--- Start Data for the task ---

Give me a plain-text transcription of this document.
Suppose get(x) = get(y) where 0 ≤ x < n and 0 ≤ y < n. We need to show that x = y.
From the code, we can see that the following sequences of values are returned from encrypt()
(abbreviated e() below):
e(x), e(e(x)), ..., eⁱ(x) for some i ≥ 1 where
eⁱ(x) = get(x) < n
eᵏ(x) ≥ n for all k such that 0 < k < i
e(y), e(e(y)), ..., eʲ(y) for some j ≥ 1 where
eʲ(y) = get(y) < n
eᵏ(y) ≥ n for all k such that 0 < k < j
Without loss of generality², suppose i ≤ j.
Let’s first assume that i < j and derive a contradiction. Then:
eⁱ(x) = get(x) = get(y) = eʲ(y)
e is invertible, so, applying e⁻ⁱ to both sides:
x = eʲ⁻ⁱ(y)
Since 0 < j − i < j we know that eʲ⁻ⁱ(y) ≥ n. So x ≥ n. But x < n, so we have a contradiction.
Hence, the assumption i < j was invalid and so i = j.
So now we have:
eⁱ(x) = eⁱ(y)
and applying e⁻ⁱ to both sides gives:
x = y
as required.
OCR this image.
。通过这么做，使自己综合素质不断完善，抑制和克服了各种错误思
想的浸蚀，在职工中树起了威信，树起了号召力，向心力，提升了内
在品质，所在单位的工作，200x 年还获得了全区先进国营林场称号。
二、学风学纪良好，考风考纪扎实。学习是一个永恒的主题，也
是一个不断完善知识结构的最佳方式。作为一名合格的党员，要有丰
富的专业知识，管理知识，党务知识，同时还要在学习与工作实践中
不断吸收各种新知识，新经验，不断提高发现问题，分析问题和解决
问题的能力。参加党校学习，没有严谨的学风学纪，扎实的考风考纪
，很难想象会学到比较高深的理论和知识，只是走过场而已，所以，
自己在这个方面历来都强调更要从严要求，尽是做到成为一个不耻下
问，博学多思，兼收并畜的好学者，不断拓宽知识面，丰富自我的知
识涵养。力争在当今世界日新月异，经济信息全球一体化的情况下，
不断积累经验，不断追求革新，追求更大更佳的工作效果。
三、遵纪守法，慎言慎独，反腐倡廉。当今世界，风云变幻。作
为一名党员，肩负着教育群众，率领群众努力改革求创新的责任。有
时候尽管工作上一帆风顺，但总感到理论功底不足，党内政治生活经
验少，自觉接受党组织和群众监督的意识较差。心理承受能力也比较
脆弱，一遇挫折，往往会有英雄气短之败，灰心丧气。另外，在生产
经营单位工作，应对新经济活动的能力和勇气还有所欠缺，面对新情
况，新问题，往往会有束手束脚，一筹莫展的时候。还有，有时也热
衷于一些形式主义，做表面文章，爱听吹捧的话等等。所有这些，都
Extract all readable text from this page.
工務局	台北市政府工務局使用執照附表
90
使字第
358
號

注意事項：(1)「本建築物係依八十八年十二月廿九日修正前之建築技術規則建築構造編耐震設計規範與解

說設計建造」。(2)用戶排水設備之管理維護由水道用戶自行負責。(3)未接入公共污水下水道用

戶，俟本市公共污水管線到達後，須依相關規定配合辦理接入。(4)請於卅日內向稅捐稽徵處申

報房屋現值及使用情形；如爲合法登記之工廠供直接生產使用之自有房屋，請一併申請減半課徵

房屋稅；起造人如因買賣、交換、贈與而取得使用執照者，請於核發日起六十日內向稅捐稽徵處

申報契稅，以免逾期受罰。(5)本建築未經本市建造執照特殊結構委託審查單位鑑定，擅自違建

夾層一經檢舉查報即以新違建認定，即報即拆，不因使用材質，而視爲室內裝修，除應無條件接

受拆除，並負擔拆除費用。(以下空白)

--- End Data for the task ---

● Written request
Reproduce each line verbatim.

● Exercise solution
Give me a plain-text transcription of this document.
Suppose get(x) = get(y) where 0 ≤ x < n and 0 ≤ y < n. We need to show that x = y.
From the code, we can see that the following sequences of values are returned from encrypt()
(abbreviated e() below):
e(x), e(e(x)), ..., eⁱ(x) for some i ≥ 1 where
eⁱ(x) = get(x) < n
eᵏ(x) ≥ n for all k such that 0 < k < i
e(y), e(e(y)), ..., eʲ(y) for some j ≥ 1 where
eʲ(y) = get(y) < n
eᵏ(y) ≥ n for all k such that 0 < k < j
Without loss of generality², suppose i ≤ j.
Let’s first assume that i < j and derive a contradiction. Then:
eⁱ(x) = get(x) = get(y) = eʲ(y)
e is invertible, so, applying e⁻ⁱ to both sides:
x = eʲ⁻ⁱ(y)
Since 0 < j − i < j we know that eʲ⁻ⁱ(y) ≥ n. So x ≥ n. But x < n, so we have a contradiction.
Hence, the assumption i < j was invalid and so i = j.
So now we have:
eⁱ(x) = eⁱ(y)
and applying e⁻ⁱ to both sides gives:
x = y
as required.
OCR this image.
。通过这么做，使自己综合素质不断完善，抑制和克服了各种错误思
想的浸蚀，在职工中树起了威信，树起了号召力，向心力，提升了内
在品质，所在单位的工作，200x 年还获得了全区先进国营林场称号。
二、学风学纪良好，考风考纪扎实。学习是一个永恒的主题，也
是一个不断完善知识结构的最佳方式。作为一名合格的党员，要有丰
富的专业知识，管理知识，党务知识，同时还要在学习与工作实践中
不断吸收各种新知识，新经验，不断提高发现问题，分析问题和解决
问题的能力。参加党校学习，没有严谨的学风学纪，扎实的考风考纪
，很难想象会学到比较高深的理论和知识，只是走过场而已，所以，
自己在这个方面历来都强调更要从严要求，尽是做到成为一个不耻下
问，博学多思，兼收并畜的好学者，不断拓宽知识面，丰富自我的知
识涵养。力争在当今世界日新月异，经济信息全球一体化的情况下，
不断积累经验，不断追求革新，追求更大更佳的工作效果。
三、遵纪守法，慎言慎独，反腐倡廉。当今世界，风云变幻。作
为一名党员，肩负着教育群众，率领群众努力改革求创新的责任。有
时候尽管工作上一帆风顺，但总感到理论功底不足，党内政治生活经
验少，自觉接受党组织和群众监督的意识较差。心理承受能力也比较
脆弱，一遇挫折，往往会有英雄气短之败，灰心丧气。另外，在生产
经营单位工作，应对新经济活动的能力和勇气还有所欠缺，面对新情
况，新问题，往往会有束手束脚，一筹莫展的时候。还有，有时也热
衷于一些形式主义，做表面文章，爱听吹捧的话等等。所有这些，都
Extract all readable text from this page.
工務局	台北市政府工務局使用執照附表
90
使字第
358
號

注意事項：(1)「本建築物係依八十八年十二月廿九日修正前之建築技術規則建築構造編耐震設計規範與解

說設計建造」。(2)用戶排水設備之管理維護由水道用戶自行負責。(3)未接入公共污水下水道用

戶，俟本市公共污水管線到達後，須依相關規定配合辦理接入。(4)請於卅日內向稅捐稽徵處申

報房屋現值及使用情形；如爲合法登記之工廠供直接生產使用之自有房屋，請一併申請減半課徵

房屋稅；起造人如因買賣、交換、贈與而取得使用執照者，請於核發日起六十日內向稅捐稽徵處

申報契稅，以免逾期受罰。(5)本建築未經本市建造執照特殊結構委託審查單位鑑定，擅自違建

夾層一經檢舉查報即以新違建認定，即報即拆，不因使用材質，而視爲室內裝修，除應無條件接

受拆除，並負擔拆除費用。(以下空白)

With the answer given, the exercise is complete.